Exercise description
Repeat each record exactly. Any picture gets left out.

Extracted data
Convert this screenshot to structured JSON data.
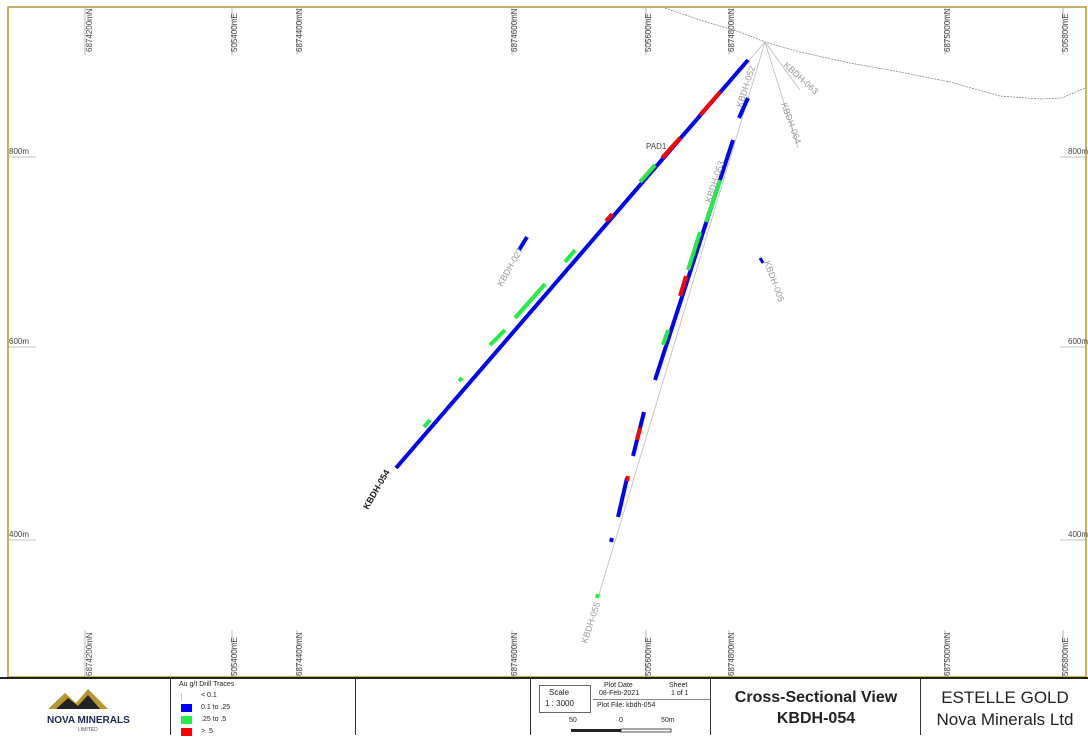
{
  "grid_top": [
    "6874200mN",
    "505400mE",
    "6874400mN",
    "6874600mN",
    "505600mE",
    "6874800mN",
    "6875000mN",
    "505800mE"
  ],
  "grid_bottom": [
    "6874200mN",
    "505400mE",
    "6874400mN",
    "6874600mN",
    "505600mE",
    "6874800mN",
    "6875000mN",
    "505800mE"
  ],
  "rl_left": [
    "800m",
    "600m",
    "400m"
  ],
  "rl_right": [
    "800m",
    "600m",
    "400m"
  ],
  "traces": {
    "main": "KBDH-054",
    "t055": "KBDH-055",
    "t052": "KBDH-052",
    "t063": "KBDH-063",
    "t064": "KBDH-064",
    "t027": "KBDH-027",
    "t005": "KBDH-005",
    "t053": "KBDH-053",
    "pad": "PAD1"
  },
  "legend": {
    "title": "Au g/t Drill Traces",
    "items": [
      {
        "label": "< 0.1",
        "color": "#cccccc"
      },
      {
        "label": "0.1 to .25",
        "color": "#0000ff"
      },
      {
        "label": ".25 to .5",
        "color": "#22ee44"
      },
      {
        "label": "> .5",
        "color": "#ff0000"
      }
    ]
  },
  "company": {
    "name": "NOVA MINERALS",
    "sub": "LIMITED"
  },
  "scale": {
    "label": "Scale",
    "value": "1 : 3000",
    "bar_left": "50",
    "bar_mid": "0",
    "bar_right": "50m"
  },
  "plot": {
    "date_label": "Plot Date",
    "date": "08-Feb-2021",
    "sheet_label": "Sheet",
    "sheet": "1 of 1",
    "file": "Plot File: kbdh-054"
  },
  "title": {
    "line1": "Cross-Sectional View",
    "line2": "KBDH-054"
  },
  "project": {
    "line1": "ESTELLE GOLD",
    "line2": "Nova Minerals Ltd"
  },
  "colors": {
    "frame": "#b8962e",
    "blue": "#0000ff",
    "green": "#22ee44",
    "red": "#ff0000"
  }
}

Task solution
Convert this screenshot to structured JSON data.
{
  "grid_top": [
    "6874200mN",
    "505400mE",
    "6874400mN",
    "6874600mN",
    "505600mE",
    "6874800mN",
    "6875000mN",
    "505800mE"
  ],
  "grid_bottom": [
    "6874200mN",
    "505400mE",
    "6874400mN",
    "6874600mN",
    "505600mE",
    "6874800mN",
    "6875000mN",
    "505800mE"
  ],
  "rl_left": [
    "800m",
    "600m",
    "400m"
  ],
  "rl_right": [
    "800m",
    "600m",
    "400m"
  ],
  "traces": {
    "main": "KBDH-054",
    "t055": "KBDH-055",
    "t052": "KBDH-052",
    "t063": "KBDH-063",
    "t064": "KBDH-064",
    "t027": "KBDH-027",
    "t005": "KBDH-005",
    "t053": "KBDH-053",
    "pad": "PAD1"
  },
  "legend": {
    "title": "Au g/t Drill Traces",
    "items": [
      {
        "label": "< 0.1",
        "color": "#cccccc"
      },
      {
        "label": "0.1 to .25",
        "color": "#0000ff"
      },
      {
        "label": ".25 to .5",
        "color": "#22ee44"
      },
      {
        "label": "> .5",
        "color": "#ff0000"
      }
    ]
  },
  "company": {
    "name": "NOVA MINERALS",
    "sub": "LIMITED"
  },
  "scale": {
    "label": "Scale",
    "value": "1 : 3000",
    "bar_left": "50",
    "bar_mid": "0",
    "bar_right": "50m"
  },
  "plot": {
    "date_label": "Plot Date",
    "date": "08-Feb-2021",
    "sheet_label": "Sheet",
    "sheet": "1 of 1",
    "file": "Plot File: kbdh-054"
  },
  "title": {
    "line1": "Cross-Sectional View",
    "line2": "KBDH-054"
  },
  "project": {
    "line1": "ESTELLE GOLD",
    "line2": "Nova Minerals Ltd"
  },
  "colors": {
    "frame": "#b8962e",
    "blue": "#0000ff",
    "green": "#22ee44",
    "red": "#ff0000"
  }
}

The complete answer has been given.